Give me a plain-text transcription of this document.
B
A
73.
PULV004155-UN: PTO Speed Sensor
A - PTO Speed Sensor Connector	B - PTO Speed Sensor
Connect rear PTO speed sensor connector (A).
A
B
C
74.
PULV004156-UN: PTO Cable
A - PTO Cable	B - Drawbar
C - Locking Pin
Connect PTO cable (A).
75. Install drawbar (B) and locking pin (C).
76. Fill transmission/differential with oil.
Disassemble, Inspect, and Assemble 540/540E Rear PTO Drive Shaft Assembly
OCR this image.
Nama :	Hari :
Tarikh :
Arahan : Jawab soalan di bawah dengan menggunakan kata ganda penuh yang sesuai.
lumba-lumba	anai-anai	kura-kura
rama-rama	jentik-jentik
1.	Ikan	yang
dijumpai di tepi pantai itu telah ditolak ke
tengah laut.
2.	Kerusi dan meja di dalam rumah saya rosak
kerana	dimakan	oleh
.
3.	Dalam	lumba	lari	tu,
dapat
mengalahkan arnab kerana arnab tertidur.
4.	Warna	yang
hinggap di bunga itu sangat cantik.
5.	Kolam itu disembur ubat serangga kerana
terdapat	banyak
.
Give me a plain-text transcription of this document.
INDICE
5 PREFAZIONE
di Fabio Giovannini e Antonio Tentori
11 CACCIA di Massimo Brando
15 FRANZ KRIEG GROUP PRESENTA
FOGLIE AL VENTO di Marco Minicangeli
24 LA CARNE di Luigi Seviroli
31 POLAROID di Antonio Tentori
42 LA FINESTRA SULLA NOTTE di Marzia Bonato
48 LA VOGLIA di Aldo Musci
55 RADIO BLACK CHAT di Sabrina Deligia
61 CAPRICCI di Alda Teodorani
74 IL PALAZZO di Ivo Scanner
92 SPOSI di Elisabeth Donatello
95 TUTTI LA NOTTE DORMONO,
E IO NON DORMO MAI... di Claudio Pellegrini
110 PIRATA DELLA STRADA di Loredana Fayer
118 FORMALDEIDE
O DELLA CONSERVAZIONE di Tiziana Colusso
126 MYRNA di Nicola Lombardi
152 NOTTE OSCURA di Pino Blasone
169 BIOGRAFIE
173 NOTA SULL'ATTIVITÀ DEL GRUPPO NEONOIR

■ EXERCISE BRIEF: Write down the full listing again, exactly.

■ RESULT OF THIS TASK:
Give me a plain-text transcription of this document.
B
A
73.
PULV004155-UN: PTO Speed Sensor
A - PTO Speed Sensor Connector	B - PTO Speed Sensor
Connect rear PTO speed sensor connector (A).
A
B
C
74.
PULV004156-UN: PTO Cable
A - PTO Cable	B - Drawbar
C - Locking Pin
Connect PTO cable (A).
75. Install drawbar (B) and locking pin (C).
76. Fill transmission/differential with oil.
Disassemble, Inspect, and Assemble 540/540E Rear PTO Drive Shaft Assembly
OCR this image.
Nama :	Hari :
Tarikh :
Arahan : Jawab soalan di bawah dengan menggunakan kata ganda penuh yang sesuai.
lumba-lumba	anai-anai	kura-kura
rama-rama	jentik-jentik
1.	Ikan	yang
dijumpai di tepi pantai itu telah ditolak ke
tengah laut.
2.	Kerusi dan meja di dalam rumah saya rosak
kerana	dimakan	oleh
.
3.	Dalam	lumba	lari	tu,
dapat
mengalahkan arnab kerana arnab tertidur.
4.	Warna	yang
hinggap di bunga itu sangat cantik.
5.	Kolam itu disembur ubat serangga kerana
terdapat	banyak
.
Give me a plain-text transcription of this document.
INDICE
5 PREFAZIONE
di Fabio Giovannini e Antonio Tentori
11 CACCIA di Massimo Brando
15 FRANZ KRIEG GROUP PRESENTA
FOGLIE AL VENTO di Marco Minicangeli
24 LA CARNE di Luigi Seviroli
31 POLAROID di Antonio Tentori
42 LA FINESTRA SULLA NOTTE di Marzia Bonato
48 LA VOGLIA di Aldo Musci
55 RADIO BLACK CHAT di Sabrina Deligia
61 CAPRICCI di Alda Teodorani
74 IL PALAZZO di Ivo Scanner
92 SPOSI di Elisabeth Donatello
95 TUTTI LA NOTTE DORMONO,
E IO NON DORMO MAI... di Claudio Pellegrini
110 PIRATA DELLA STRADA di Loredana Fayer
118 FORMALDEIDE
O DELLA CONSERVAZIONE di Tiziana Colusso
126 MYRNA di Nicola Lombardi
152 NOTTE OSCURA di Pino Blasone
169 BIOGRAFIE
173 NOTA SULL'ATTIVITÀ DEL GRUPPO NEONOIR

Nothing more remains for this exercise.